What the exercise asks: In the material below, find all lines with the string "water" and copy them.
++++ Records provided
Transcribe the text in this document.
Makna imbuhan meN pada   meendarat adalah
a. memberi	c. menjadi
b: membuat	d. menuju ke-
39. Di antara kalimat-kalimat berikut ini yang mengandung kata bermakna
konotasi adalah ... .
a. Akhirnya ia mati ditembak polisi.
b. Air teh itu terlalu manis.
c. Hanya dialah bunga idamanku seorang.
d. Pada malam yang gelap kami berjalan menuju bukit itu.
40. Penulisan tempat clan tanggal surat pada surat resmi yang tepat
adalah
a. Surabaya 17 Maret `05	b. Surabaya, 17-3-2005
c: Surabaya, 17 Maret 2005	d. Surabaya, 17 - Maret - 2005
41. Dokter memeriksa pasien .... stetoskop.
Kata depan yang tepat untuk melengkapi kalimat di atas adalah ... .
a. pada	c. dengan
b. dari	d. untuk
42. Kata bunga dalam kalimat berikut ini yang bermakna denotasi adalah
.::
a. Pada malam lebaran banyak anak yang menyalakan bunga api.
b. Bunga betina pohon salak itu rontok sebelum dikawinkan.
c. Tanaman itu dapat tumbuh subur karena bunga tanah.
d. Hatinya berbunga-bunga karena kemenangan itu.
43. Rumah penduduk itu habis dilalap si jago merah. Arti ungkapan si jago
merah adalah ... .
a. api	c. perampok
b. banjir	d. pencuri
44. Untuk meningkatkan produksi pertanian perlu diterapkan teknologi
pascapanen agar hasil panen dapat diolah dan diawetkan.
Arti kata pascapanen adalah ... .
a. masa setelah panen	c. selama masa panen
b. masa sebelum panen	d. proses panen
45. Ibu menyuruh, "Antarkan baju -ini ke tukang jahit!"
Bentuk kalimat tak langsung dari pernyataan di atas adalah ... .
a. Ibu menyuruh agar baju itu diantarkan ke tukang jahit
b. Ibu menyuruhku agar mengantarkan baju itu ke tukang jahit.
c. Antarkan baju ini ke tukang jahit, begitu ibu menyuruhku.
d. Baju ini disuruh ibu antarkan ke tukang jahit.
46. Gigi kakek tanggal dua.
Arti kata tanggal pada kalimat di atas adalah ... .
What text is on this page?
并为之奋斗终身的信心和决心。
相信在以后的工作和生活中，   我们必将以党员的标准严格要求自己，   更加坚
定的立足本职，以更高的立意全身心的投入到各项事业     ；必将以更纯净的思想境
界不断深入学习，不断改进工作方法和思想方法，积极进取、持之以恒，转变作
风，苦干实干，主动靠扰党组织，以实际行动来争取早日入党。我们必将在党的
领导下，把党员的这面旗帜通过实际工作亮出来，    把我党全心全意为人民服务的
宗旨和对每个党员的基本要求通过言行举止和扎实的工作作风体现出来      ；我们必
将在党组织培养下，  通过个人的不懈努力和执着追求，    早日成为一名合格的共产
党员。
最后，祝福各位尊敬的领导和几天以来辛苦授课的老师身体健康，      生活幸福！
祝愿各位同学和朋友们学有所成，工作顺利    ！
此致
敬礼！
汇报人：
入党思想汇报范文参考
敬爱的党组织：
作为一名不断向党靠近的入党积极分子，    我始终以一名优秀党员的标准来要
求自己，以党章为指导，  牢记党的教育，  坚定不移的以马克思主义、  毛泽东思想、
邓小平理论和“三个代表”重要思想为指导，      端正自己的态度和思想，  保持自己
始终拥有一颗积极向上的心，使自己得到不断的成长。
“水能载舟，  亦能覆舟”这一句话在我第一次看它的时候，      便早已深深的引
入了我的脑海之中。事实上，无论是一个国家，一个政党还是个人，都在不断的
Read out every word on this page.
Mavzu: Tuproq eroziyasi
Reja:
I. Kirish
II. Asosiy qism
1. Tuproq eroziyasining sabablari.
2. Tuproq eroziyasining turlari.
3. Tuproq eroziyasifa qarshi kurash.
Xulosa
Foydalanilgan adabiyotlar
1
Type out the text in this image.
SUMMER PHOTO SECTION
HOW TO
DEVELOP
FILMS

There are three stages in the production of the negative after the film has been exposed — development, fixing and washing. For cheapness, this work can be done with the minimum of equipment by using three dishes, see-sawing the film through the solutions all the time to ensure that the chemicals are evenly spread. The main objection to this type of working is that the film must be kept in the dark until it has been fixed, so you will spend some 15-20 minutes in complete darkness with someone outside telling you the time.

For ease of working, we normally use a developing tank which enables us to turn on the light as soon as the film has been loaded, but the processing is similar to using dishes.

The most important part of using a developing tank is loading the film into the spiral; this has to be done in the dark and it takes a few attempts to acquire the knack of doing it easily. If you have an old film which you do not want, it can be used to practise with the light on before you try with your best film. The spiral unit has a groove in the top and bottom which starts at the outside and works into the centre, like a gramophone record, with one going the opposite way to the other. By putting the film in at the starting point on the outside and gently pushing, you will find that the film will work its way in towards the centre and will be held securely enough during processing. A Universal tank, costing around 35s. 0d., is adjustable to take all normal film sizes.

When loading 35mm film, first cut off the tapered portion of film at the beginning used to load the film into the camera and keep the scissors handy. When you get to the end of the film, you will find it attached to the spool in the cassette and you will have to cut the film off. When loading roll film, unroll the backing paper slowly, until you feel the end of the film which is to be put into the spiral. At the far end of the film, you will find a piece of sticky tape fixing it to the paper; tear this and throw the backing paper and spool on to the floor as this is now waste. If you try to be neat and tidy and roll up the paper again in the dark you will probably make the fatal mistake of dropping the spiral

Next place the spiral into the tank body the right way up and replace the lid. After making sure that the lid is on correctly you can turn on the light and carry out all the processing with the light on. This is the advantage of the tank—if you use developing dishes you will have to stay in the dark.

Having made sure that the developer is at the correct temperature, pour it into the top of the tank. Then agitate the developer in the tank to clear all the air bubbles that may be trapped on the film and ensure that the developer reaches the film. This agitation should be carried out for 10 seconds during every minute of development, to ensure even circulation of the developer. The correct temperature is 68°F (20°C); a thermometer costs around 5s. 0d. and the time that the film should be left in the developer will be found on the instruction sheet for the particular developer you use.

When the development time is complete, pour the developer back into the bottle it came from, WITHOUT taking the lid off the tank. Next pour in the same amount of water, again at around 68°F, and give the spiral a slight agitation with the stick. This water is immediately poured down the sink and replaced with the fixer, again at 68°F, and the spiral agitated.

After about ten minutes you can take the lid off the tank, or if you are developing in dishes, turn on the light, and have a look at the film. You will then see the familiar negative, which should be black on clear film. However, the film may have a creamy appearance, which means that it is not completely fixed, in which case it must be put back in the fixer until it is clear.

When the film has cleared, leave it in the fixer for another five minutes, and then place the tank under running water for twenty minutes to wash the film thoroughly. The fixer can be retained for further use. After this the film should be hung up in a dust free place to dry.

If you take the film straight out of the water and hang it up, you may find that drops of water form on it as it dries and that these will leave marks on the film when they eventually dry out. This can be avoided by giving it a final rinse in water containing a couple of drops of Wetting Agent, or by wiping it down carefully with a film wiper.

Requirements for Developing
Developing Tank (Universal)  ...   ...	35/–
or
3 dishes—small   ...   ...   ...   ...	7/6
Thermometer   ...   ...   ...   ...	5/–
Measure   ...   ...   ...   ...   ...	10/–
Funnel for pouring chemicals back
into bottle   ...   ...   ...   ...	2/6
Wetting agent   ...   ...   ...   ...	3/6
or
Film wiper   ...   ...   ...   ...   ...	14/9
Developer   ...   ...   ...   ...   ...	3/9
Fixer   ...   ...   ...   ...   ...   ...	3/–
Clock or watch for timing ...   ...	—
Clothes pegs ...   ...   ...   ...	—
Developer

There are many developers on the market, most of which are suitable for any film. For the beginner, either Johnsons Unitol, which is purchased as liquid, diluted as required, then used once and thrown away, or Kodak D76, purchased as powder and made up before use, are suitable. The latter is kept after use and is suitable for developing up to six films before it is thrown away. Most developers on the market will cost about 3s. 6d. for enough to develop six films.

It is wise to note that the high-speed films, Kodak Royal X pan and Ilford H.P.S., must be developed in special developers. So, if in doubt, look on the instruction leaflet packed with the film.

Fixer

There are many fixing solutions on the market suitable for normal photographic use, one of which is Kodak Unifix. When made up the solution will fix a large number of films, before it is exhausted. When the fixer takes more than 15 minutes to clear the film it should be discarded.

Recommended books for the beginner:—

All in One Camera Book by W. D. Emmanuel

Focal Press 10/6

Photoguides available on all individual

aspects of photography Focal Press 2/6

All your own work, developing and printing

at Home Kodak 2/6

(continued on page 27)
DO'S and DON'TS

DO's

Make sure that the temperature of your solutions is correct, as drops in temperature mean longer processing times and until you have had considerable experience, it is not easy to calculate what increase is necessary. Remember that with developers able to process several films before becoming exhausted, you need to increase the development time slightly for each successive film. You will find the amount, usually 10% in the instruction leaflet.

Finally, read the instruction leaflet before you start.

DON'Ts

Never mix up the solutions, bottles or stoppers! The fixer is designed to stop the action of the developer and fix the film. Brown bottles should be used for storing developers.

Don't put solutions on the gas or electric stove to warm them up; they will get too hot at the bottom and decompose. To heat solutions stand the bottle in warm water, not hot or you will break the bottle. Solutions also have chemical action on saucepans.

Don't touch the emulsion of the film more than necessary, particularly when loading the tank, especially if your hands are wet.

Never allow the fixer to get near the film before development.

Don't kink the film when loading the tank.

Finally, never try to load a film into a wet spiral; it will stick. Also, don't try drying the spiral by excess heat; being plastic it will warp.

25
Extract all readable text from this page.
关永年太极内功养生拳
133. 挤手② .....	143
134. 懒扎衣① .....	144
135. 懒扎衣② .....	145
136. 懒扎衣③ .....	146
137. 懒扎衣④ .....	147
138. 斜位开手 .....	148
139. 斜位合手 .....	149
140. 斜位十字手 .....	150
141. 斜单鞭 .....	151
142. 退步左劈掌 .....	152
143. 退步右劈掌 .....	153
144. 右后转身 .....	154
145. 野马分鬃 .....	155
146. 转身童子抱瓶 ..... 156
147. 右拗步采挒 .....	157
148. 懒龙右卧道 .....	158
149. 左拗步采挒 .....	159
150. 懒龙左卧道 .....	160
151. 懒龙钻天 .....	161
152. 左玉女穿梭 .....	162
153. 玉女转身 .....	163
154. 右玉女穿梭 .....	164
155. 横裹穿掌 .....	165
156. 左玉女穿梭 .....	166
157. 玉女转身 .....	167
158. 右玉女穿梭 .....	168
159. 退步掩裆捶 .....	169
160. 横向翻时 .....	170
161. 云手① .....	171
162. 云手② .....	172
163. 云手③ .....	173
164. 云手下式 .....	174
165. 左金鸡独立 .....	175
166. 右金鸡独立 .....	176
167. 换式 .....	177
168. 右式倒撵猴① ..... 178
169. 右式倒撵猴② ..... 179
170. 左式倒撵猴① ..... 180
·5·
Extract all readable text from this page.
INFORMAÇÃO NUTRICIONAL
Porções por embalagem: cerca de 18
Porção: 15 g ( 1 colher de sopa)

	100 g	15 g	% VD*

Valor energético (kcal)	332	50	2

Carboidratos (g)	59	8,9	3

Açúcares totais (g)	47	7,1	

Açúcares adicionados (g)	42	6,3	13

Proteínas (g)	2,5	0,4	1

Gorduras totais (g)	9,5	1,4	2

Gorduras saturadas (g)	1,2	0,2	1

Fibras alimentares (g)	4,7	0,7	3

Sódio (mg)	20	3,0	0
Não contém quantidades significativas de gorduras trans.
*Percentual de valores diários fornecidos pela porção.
++++++++
Solved exercise:
When the development time is complete, pour the developer back into the bottle it came from, WITHOUT taking the lid off the tank. Next pour in the same amount of water, again at around 68°F, and give the spiral a slight agitation with the stick. This water is immediately poured down the sink and replaced with the fixer, again at 68°F, and the spiral agitated.
When the film has cleared, leave it in the fixer for another five minutes, and then place the tank under running water for twenty minutes to wash the film thoroughly. The fixer can be retained for further use. After this the film should be hung up in a dust free place to dry.
If you take the film straight out of the water and hang it up, you may find that drops of water form on it as it dries and that these will leave marks on the film when they eventually dry out. This can be avoided by giving it a final rinse in water containing a couple of drops of Wetting Agent, or by wiping it down carefully with a film wiper.
Don't put solutions on the gas or electric stove to warm them up; they will get too hot at the bottom and decompose. To heat solutions stand the bottle in warm water, not hot or you will break the bottle. Solutions also have chemical action on saucepans.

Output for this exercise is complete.